Stored entries:
== == ==

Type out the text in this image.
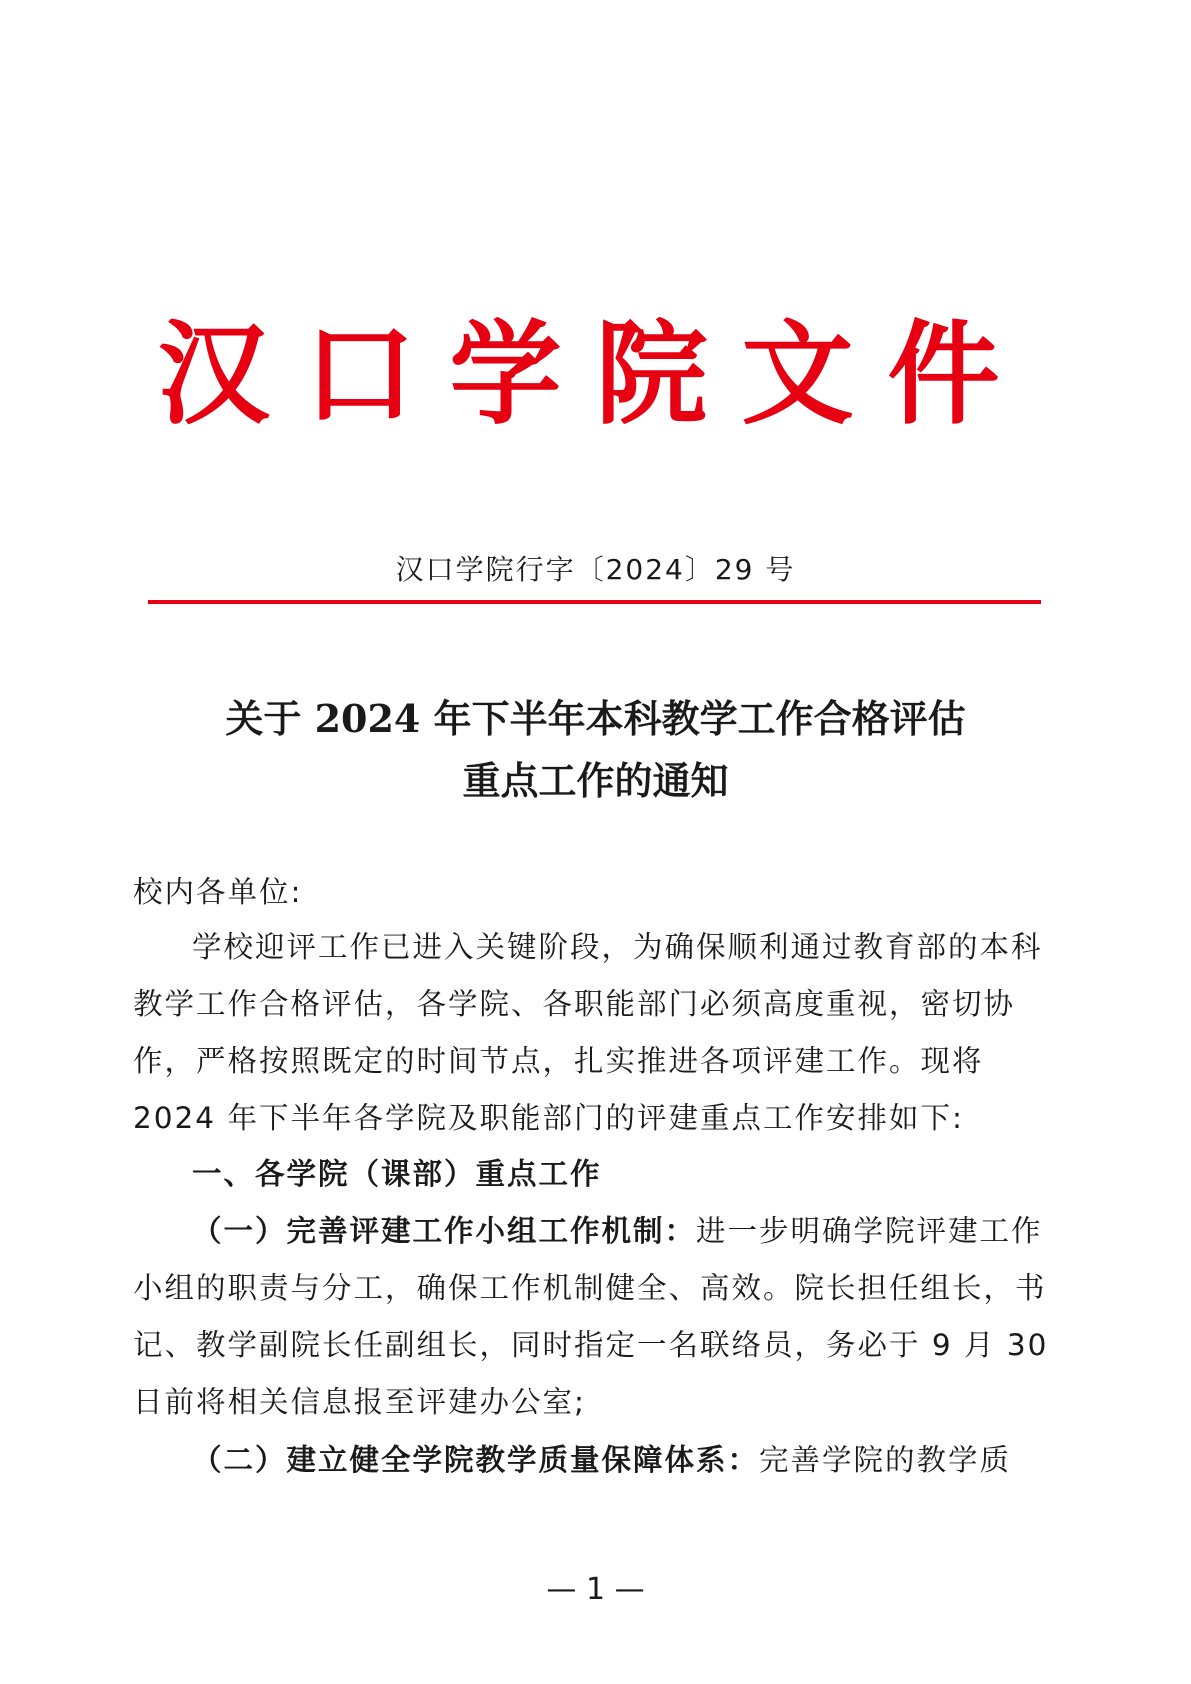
汉口学院文件
汉口学院行字〔2024〕29 号
关于 2024 年下半年本科教学工作合格评估
重点工作的通知
校内各单位:

学校迎评工作已进入关键阶段，为确保顺利通过教育部的本科教学工作合格评估，各学院、各职能部门必须高度重视，密切协作，严格按照既定的时间节点，扎实推进各项评建工作。现将 2024 年下半年各学院及职能部门的评建重点工作安排如下:

一、各学院（课部）重点工作

（一）完善评建工作小组工作机制：进一步明确学院评建工作小组的职责与分工，确保工作机制健全、高效。院长担任组长，书记、教学副院长任副组长，同时指定一名联络员，务必于 9 月 30 日前将相关信息报至评建办公室;

（二）建立健全学院教学质量保障体系：完善学院的教学质

— 1 —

== == ==

All of the data above should be transcribed verbatim, with pictures omitted.

Type out the text in this image.
汉口学院文件
汉口学院行字〔2024〕29 号
关于 2024 年下半年本科教学工作合格评估
重点工作的通知
校内各单位:

学校迎评工作已进入关键阶段，为确保顺利通过教育部的本科教学工作合格评估，各学院、各职能部门必须高度重视，密切协作，严格按照既定的时间节点，扎实推进各项评建工作。现将 2024 年下半年各学院及职能部门的评建重点工作安排如下:

一、各学院（课部）重点工作

（一）完善评建工作小组工作机制：进一步明确学院评建工作小组的职责与分工，确保工作机制健全、高效。院长担任组长，书记、教学副院长任副组长，同时指定一名联络员，务必于 9 月 30 日前将相关信息报至评建办公室;

（二）建立健全学院教学质量保障体系：完善学院的教学质

— 1 —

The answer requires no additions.